WHAT THE EXERCISE ASKS: Among the lines below, count those with "Carrying". Give the total alone.

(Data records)
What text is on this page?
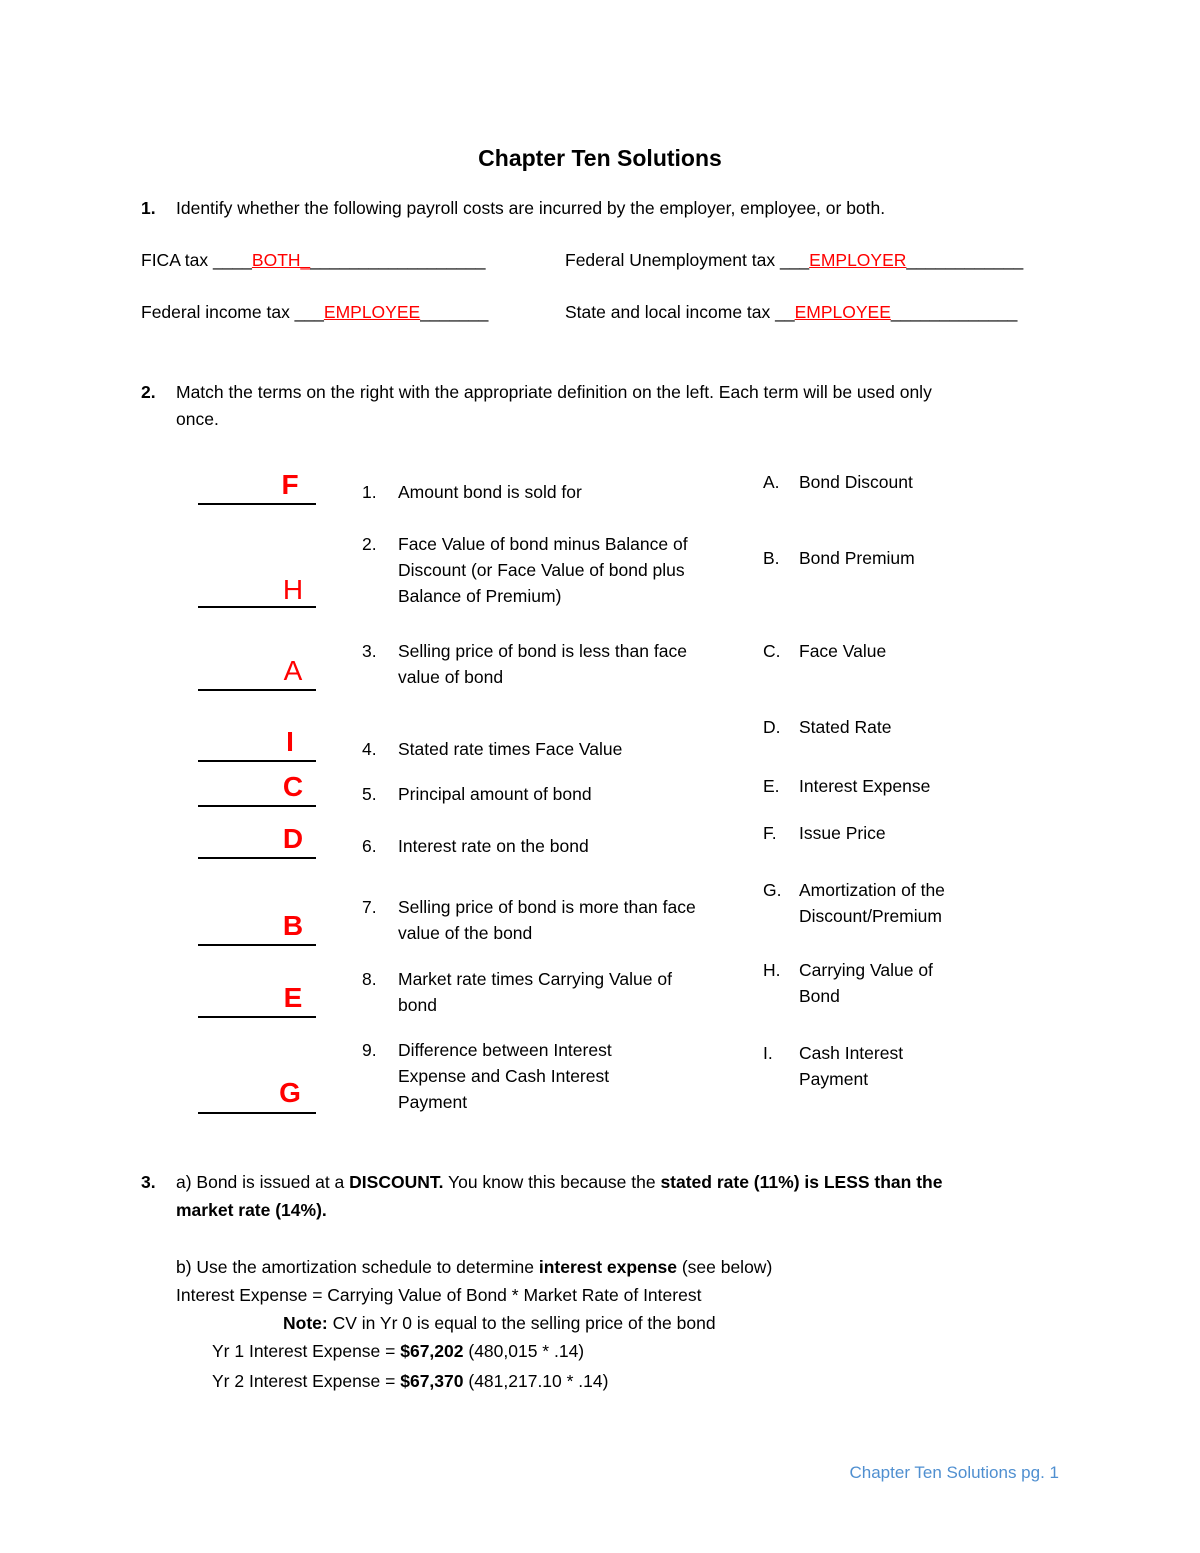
Chapter Ten Solutions
1. Identify whether the following payroll costs are incurred by the employer, employee, or both.
FICA tax ____BOTH___________________	Federal Unemployment tax ___EMPLOYER____________
Federal income tax ___EMPLOYEE_______	State and local income tax __EMPLOYEE_____________
2. Match the terms on the right with the appropriate definition on the left. Each term will be used only
once.
F
H
A
I
C
D
B
E
G
1. Amount bond is sold for
2. Face Value of bond minus Balance of Discount (or Face Value of bond plus Balance of Premium)
3. Selling price of bond is less than face value of bond
4. Stated rate times Face Value
5. Principal amount of bond
6. Interest rate on the bond
7. Selling price of bond is more than face value of the bond
8. Market rate times Carrying Value of bond
9. Difference between Interest Expense and Cash Interest Payment
A. Bond Discount
B. Bond Premium
C. Face Value
D. Stated Rate
E. Interest Expense
F. Issue Price
G. Amortization of the Discount/Premium
H. Carrying Value of Bond
I. Cash Interest Payment
3. a) Bond is issued at a DISCOUNT. You know this because the stated rate (11%) is LESS than the
market rate (14%).
b) Use the amortization schedule to determine interest expense (see below)
Interest Expense = Carrying Value of Bond * Market Rate of Interest
Note: CV in Yr 0 is equal to the selling price of the bond
Yr 1 Interest Expense = $67,202 (480,015 * .14)
Yr 2 Interest Expense = $67,370 (481,217.10 * .14)
Chapter Ten Solutions pg. 1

COMPLETE ANSWER: 3